◆ **DATA FOR THIS TASK**:
'''

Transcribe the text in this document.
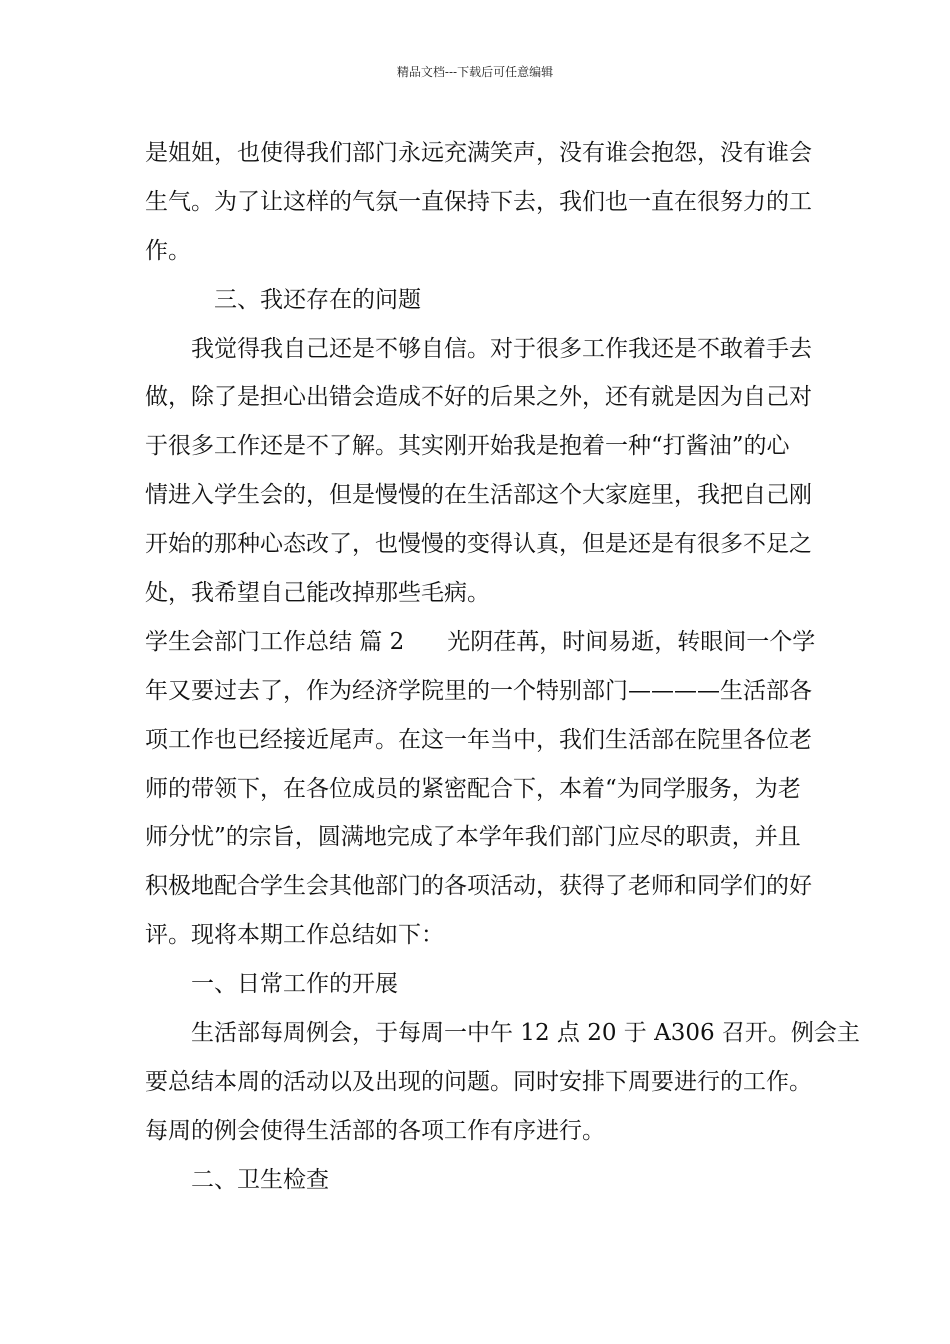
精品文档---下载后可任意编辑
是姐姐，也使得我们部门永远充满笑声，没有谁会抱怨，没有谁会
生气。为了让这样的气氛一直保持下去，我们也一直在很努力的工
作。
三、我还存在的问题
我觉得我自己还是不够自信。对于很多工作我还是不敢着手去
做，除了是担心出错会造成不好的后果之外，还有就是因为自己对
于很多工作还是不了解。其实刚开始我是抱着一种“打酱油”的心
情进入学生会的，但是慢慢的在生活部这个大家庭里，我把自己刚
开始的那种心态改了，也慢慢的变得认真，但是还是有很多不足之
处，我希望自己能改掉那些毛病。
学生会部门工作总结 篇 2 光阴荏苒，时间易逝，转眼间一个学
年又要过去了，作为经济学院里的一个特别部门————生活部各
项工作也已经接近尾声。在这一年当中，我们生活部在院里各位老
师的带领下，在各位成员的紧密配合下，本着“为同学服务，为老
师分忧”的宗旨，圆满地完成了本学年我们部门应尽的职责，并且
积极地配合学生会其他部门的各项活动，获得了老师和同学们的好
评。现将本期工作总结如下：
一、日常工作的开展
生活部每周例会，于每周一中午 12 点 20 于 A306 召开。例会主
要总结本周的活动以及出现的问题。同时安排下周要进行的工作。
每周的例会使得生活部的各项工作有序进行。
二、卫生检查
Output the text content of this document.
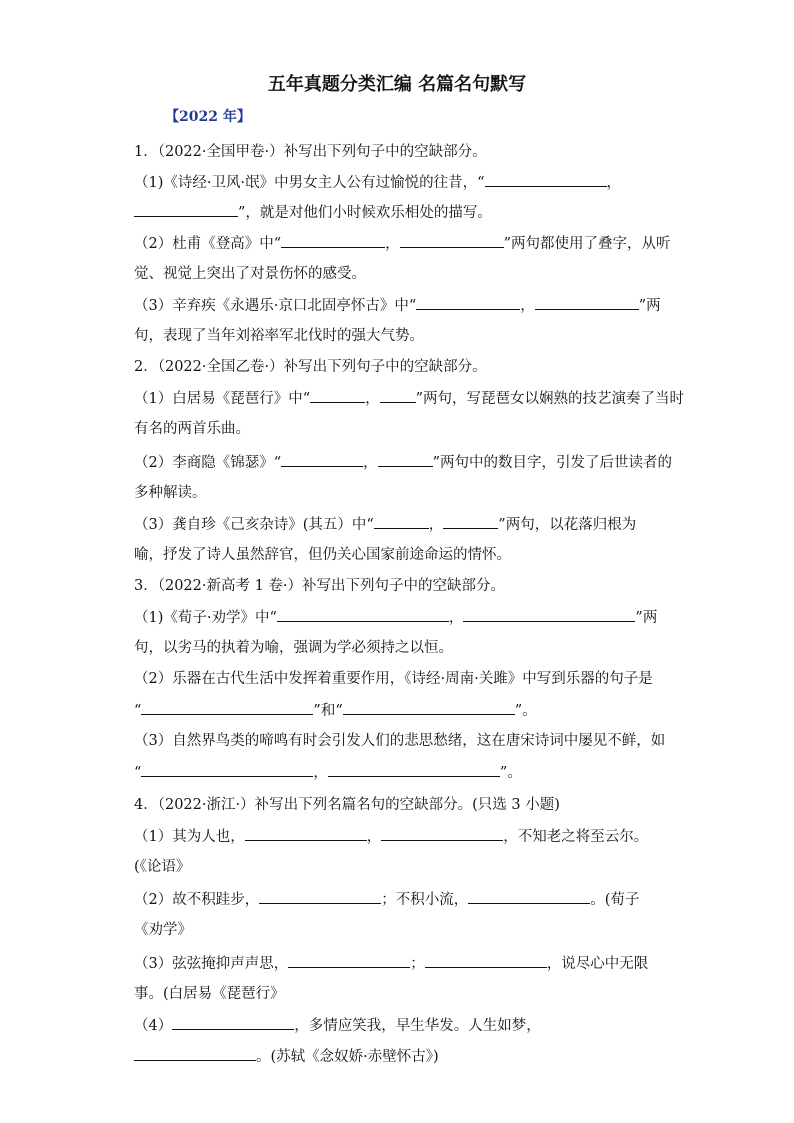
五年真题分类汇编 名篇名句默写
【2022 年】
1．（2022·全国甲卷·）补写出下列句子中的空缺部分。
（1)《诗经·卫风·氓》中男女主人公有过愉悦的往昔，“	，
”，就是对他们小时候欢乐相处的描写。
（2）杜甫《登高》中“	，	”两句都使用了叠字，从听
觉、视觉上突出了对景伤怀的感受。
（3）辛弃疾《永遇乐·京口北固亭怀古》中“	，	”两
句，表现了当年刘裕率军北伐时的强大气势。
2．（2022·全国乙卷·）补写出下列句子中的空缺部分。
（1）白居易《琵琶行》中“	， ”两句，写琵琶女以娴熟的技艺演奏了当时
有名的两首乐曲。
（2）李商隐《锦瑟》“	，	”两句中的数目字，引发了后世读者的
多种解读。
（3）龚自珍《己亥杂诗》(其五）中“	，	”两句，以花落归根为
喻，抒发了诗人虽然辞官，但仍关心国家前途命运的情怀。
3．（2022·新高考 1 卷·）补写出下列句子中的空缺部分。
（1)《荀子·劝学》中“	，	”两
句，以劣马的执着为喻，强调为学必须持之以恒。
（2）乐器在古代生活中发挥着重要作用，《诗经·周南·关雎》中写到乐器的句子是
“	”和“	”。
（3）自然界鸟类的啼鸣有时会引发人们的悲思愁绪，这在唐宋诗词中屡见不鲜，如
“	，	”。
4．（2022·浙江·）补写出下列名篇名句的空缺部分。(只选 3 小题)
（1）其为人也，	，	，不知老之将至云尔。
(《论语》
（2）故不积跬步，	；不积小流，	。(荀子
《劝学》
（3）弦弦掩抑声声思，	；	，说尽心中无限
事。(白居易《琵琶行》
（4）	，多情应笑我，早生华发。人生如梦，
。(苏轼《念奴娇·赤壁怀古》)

'''

◆ **DO THIS**:
Without the pictures, write out all of the material exactly.

◆ **ANSWER TO THIS PROBLEM**:
Transcribe the text in this document.
精品文档---下载后可任意编辑
是姐姐，也使得我们部门永远充满笑声，没有谁会抱怨，没有谁会
生气。为了让这样的气氛一直保持下去，我们也一直在很努力的工
作。
三、我还存在的问题
我觉得我自己还是不够自信。对于很多工作我还是不敢着手去
做，除了是担心出错会造成不好的后果之外，还有就是因为自己对
于很多工作还是不了解。其实刚开始我是抱着一种“打酱油”的心
情进入学生会的，但是慢慢的在生活部这个大家庭里，我把自己刚
开始的那种心态改了，也慢慢的变得认真，但是还是有很多不足之
处，我希望自己能改掉那些毛病。
学生会部门工作总结 篇 2 光阴荏苒，时间易逝，转眼间一个学
年又要过去了，作为经济学院里的一个特别部门————生活部各
项工作也已经接近尾声。在这一年当中，我们生活部在院里各位老
师的带领下，在各位成员的紧密配合下，本着“为同学服务，为老
师分忧”的宗旨，圆满地完成了本学年我们部门应尽的职责，并且
积极地配合学生会其他部门的各项活动，获得了老师和同学们的好
评。现将本期工作总结如下：
一、日常工作的开展
生活部每周例会，于每周一中午 12 点 20 于 A306 召开。例会主
要总结本周的活动以及出现的问题。同时安排下周要进行的工作。
每周的例会使得生活部的各项工作有序进行。
二、卫生检查
Output the text content of this document.
五年真题分类汇编 名篇名句默写
【2022 年】
1．（2022·全国甲卷·）补写出下列句子中的空缺部分。
（1)《诗经·卫风·氓》中男女主人公有过愉悦的往昔，“	，
”，就是对他们小时候欢乐相处的描写。
（2）杜甫《登高》中“	，	”两句都使用了叠字，从听
觉、视觉上突出了对景伤怀的感受。
（3）辛弃疾《永遇乐·京口北固亭怀古》中“	，	”两
句，表现了当年刘裕率军北伐时的强大气势。
2．（2022·全国乙卷·）补写出下列句子中的空缺部分。
（1）白居易《琵琶行》中“	， ”两句，写琵琶女以娴熟的技艺演奏了当时
有名的两首乐曲。
（2）李商隐《锦瑟》“	，	”两句中的数目字，引发了后世读者的
多种解读。
（3）龚自珍《己亥杂诗》(其五）中“	，	”两句，以花落归根为
喻，抒发了诗人虽然辞官，但仍关心国家前途命运的情怀。
3．（2022·新高考 1 卷·）补写出下列句子中的空缺部分。
（1)《荀子·劝学》中“	，	”两
句，以劣马的执着为喻，强调为学必须持之以恒。
（2）乐器在古代生活中发挥着重要作用，《诗经·周南·关雎》中写到乐器的句子是
“	”和“	”。
（3）自然界鸟类的啼鸣有时会引发人们的悲思愁绪，这在唐宋诗词中屡见不鲜，如
“	，	”。
4．（2022·浙江·）补写出下列名篇名句的空缺部分。(只选 3 小题)
（1）其为人也，	，	，不知老之将至云尔。
(《论语》
（2）故不积跬步，	；不积小流，	。(荀子
《劝学》
（3）弦弦掩抑声声思，	；	，说尽心中无限
事。(白居易《琵琶行》
（4）	，多情应笑我，早生华发。人生如梦，
。(苏轼《念奴娇·赤壁怀古》)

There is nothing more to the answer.